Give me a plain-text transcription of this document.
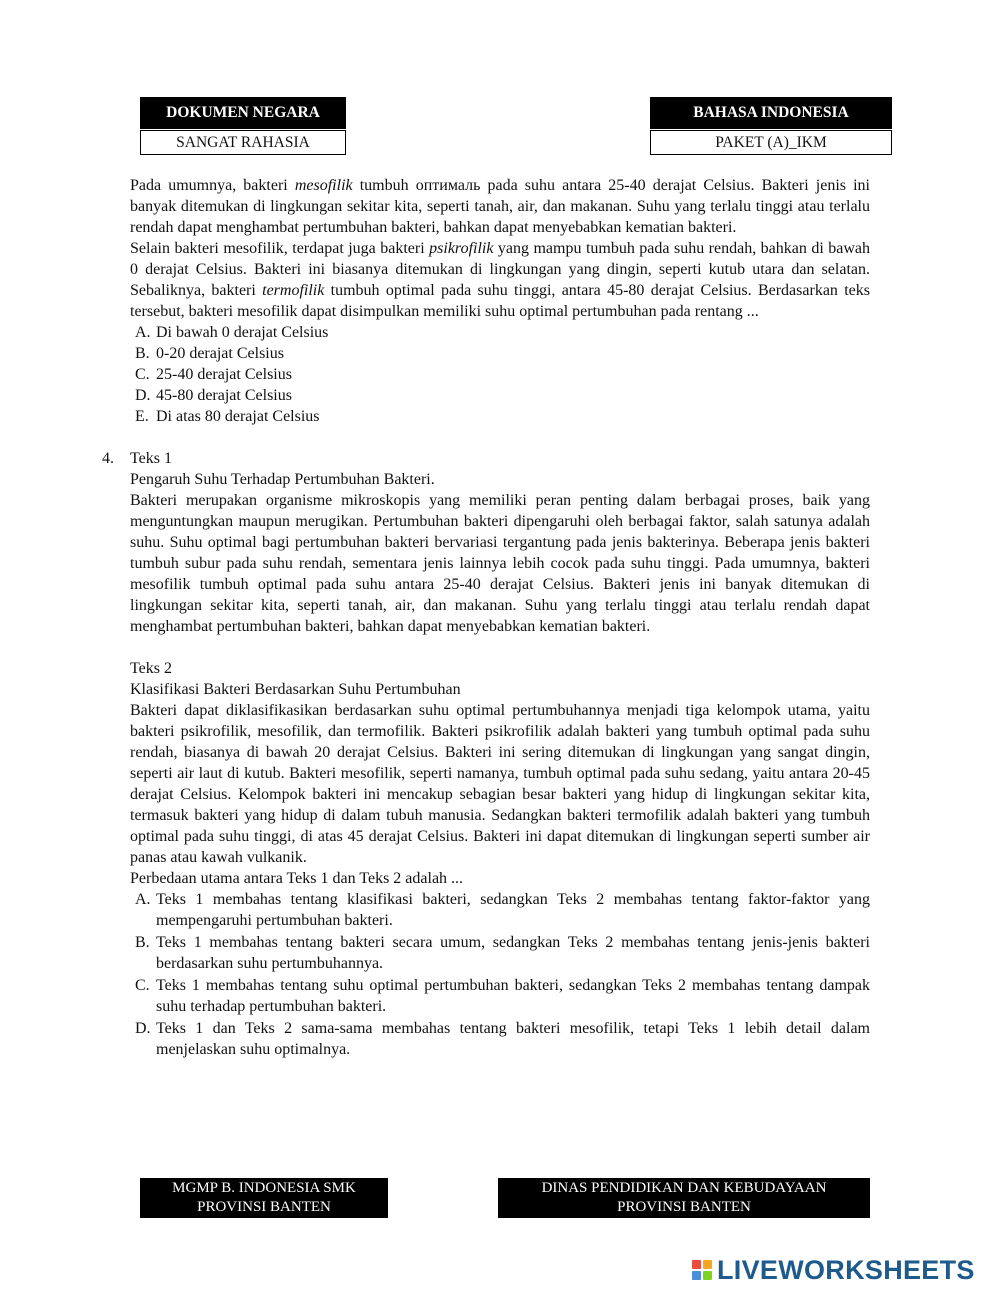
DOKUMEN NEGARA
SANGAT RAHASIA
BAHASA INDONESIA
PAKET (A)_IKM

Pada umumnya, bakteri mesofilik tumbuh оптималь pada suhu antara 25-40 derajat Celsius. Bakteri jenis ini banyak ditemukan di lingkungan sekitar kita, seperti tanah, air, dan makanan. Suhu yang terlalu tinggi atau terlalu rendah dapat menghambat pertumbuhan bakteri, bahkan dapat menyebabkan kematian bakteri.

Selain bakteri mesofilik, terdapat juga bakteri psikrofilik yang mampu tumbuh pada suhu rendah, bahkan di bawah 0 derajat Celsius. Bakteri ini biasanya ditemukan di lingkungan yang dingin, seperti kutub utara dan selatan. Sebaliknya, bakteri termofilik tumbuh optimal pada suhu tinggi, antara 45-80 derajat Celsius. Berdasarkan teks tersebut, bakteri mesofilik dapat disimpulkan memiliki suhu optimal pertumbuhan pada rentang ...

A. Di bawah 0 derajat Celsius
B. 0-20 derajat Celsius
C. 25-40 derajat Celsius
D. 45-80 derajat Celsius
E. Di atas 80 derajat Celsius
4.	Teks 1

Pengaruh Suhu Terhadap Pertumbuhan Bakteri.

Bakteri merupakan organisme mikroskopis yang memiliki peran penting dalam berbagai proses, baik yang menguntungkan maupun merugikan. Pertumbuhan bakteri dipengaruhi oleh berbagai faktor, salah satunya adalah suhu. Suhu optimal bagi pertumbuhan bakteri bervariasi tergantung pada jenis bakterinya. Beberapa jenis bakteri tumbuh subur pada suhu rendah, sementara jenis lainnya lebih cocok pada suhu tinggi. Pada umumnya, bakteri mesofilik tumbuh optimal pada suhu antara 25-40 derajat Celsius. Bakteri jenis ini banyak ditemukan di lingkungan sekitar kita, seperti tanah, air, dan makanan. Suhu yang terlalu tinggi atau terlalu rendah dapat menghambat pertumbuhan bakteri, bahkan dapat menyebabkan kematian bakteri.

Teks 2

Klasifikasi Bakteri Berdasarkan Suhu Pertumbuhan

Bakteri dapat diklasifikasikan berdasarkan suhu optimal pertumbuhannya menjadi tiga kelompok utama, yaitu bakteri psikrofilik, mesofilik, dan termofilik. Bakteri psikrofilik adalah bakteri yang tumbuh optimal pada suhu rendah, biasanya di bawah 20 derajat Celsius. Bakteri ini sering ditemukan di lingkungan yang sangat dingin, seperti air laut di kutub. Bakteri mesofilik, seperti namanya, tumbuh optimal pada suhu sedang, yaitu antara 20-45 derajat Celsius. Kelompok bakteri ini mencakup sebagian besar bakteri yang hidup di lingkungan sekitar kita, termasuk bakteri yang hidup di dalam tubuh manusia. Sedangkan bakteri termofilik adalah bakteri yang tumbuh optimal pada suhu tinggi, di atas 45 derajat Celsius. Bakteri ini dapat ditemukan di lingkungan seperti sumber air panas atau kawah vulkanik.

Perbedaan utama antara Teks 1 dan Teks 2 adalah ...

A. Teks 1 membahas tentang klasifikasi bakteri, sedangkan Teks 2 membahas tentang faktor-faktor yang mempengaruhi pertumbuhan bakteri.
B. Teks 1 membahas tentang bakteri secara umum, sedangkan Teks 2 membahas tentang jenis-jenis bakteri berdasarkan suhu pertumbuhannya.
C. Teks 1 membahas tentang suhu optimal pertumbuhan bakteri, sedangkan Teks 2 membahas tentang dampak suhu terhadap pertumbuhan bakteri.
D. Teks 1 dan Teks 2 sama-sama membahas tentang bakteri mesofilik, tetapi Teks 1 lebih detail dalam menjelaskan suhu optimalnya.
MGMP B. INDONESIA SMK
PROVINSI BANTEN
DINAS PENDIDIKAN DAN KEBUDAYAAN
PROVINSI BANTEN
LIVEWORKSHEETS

────────

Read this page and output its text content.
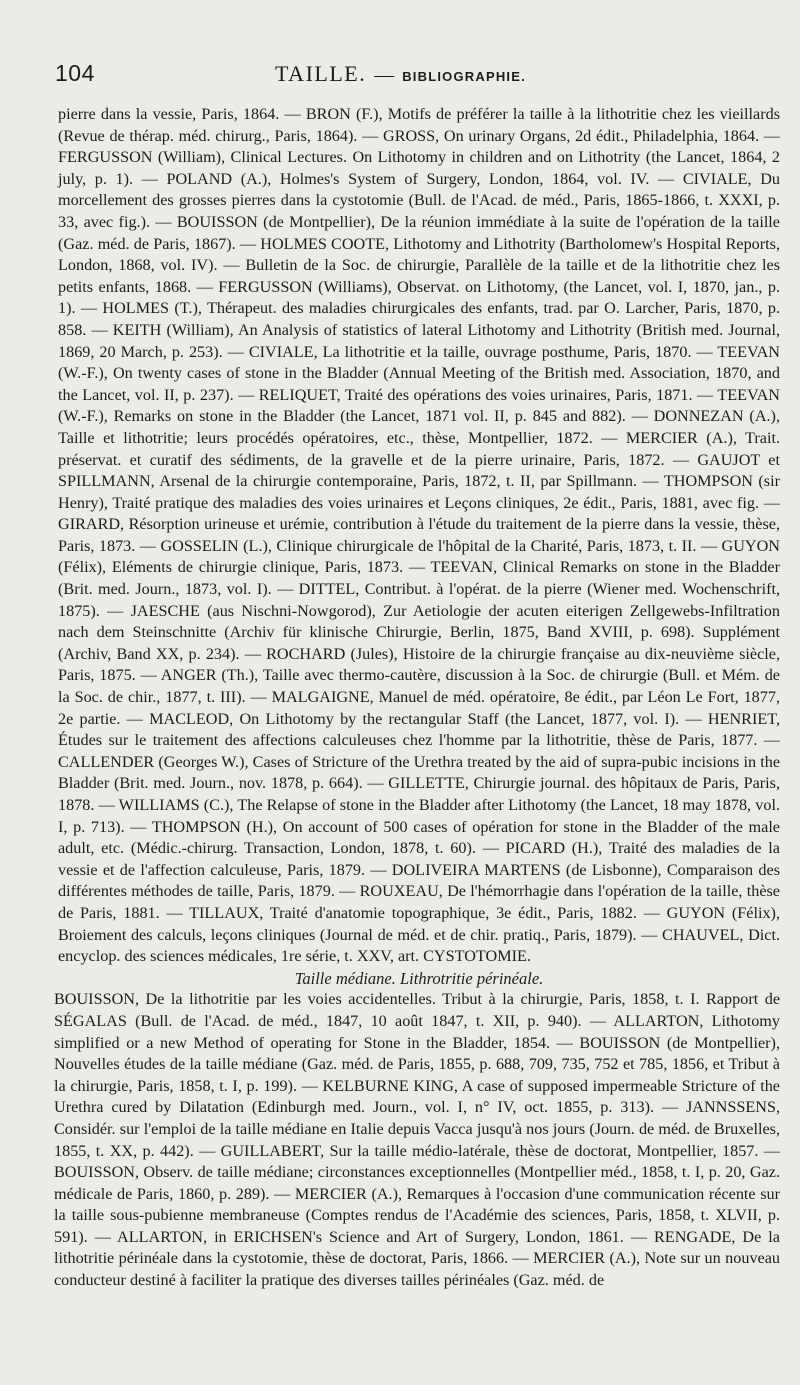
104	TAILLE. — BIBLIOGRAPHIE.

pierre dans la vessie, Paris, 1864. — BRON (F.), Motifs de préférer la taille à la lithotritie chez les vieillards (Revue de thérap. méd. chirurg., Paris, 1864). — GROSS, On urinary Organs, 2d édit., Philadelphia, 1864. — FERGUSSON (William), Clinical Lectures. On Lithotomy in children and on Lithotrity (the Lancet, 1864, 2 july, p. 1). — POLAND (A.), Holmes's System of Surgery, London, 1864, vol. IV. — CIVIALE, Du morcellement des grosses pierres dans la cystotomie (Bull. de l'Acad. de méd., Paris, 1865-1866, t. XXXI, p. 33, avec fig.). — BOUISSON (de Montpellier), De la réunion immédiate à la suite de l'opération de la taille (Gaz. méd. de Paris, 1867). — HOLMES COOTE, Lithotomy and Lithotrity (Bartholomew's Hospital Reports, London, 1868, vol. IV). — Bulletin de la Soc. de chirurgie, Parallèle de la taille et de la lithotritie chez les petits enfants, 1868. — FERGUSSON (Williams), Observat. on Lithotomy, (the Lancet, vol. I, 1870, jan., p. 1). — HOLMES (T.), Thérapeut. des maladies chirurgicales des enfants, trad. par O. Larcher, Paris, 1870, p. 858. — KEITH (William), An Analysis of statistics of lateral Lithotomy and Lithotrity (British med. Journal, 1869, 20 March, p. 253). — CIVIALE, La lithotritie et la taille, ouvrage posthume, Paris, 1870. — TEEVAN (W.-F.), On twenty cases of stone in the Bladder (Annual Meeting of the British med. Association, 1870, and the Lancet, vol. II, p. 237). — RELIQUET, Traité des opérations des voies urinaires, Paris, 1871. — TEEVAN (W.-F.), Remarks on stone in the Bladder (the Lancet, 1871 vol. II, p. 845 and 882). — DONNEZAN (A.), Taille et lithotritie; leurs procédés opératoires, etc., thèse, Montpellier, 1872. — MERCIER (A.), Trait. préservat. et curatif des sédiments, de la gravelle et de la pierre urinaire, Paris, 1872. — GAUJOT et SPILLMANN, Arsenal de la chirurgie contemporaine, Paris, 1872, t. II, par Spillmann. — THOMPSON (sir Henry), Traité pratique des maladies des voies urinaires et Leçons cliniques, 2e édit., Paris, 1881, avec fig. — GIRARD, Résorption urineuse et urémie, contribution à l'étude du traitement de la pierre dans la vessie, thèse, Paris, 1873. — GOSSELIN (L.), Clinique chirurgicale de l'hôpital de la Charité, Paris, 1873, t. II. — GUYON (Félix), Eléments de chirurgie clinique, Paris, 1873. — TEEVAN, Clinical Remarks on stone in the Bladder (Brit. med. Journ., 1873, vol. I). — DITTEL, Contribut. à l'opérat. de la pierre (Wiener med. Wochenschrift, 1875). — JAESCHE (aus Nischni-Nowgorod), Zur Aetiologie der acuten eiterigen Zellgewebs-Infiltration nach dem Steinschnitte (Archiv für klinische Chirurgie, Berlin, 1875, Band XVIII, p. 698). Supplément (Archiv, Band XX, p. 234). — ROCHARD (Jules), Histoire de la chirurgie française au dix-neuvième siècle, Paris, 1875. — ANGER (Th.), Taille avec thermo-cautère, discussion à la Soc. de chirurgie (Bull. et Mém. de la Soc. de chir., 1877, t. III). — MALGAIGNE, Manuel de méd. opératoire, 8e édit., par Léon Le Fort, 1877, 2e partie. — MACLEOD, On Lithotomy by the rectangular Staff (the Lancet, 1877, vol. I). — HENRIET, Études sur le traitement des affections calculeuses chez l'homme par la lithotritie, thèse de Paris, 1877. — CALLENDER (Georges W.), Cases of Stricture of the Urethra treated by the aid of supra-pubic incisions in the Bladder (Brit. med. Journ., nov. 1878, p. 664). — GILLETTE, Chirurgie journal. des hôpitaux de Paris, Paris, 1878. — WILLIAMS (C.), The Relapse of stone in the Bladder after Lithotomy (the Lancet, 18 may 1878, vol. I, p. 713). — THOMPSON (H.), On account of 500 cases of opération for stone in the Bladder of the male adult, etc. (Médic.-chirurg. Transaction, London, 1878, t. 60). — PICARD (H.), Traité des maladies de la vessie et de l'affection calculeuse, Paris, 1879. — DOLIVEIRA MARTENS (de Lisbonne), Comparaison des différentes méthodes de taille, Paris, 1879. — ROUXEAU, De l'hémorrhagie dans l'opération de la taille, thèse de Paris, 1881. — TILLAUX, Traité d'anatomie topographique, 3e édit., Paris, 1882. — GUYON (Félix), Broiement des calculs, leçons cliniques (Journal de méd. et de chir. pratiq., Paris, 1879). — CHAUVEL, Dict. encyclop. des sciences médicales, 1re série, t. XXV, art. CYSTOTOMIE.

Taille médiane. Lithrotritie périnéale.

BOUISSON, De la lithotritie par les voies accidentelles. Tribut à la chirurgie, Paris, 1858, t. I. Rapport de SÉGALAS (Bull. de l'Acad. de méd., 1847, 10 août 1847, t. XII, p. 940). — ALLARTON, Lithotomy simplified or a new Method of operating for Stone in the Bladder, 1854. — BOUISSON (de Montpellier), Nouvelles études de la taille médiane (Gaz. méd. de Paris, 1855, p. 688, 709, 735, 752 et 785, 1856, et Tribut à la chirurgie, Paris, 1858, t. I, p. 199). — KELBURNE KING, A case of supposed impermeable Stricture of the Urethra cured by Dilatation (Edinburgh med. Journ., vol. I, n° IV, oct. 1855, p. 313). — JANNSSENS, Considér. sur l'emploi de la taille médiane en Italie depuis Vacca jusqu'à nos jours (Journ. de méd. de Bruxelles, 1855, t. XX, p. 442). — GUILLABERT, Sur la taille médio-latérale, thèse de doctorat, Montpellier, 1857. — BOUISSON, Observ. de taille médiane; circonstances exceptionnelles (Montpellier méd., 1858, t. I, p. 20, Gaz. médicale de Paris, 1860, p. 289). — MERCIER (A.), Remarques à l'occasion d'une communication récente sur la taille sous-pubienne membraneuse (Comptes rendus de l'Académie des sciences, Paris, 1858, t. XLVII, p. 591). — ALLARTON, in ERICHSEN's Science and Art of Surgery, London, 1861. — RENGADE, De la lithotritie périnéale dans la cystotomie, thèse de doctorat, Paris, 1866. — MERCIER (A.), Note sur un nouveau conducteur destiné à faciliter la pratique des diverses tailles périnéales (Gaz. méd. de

────────

Say how many lines above contain the string "this". Answer with the number only.

_Exercise output_.
2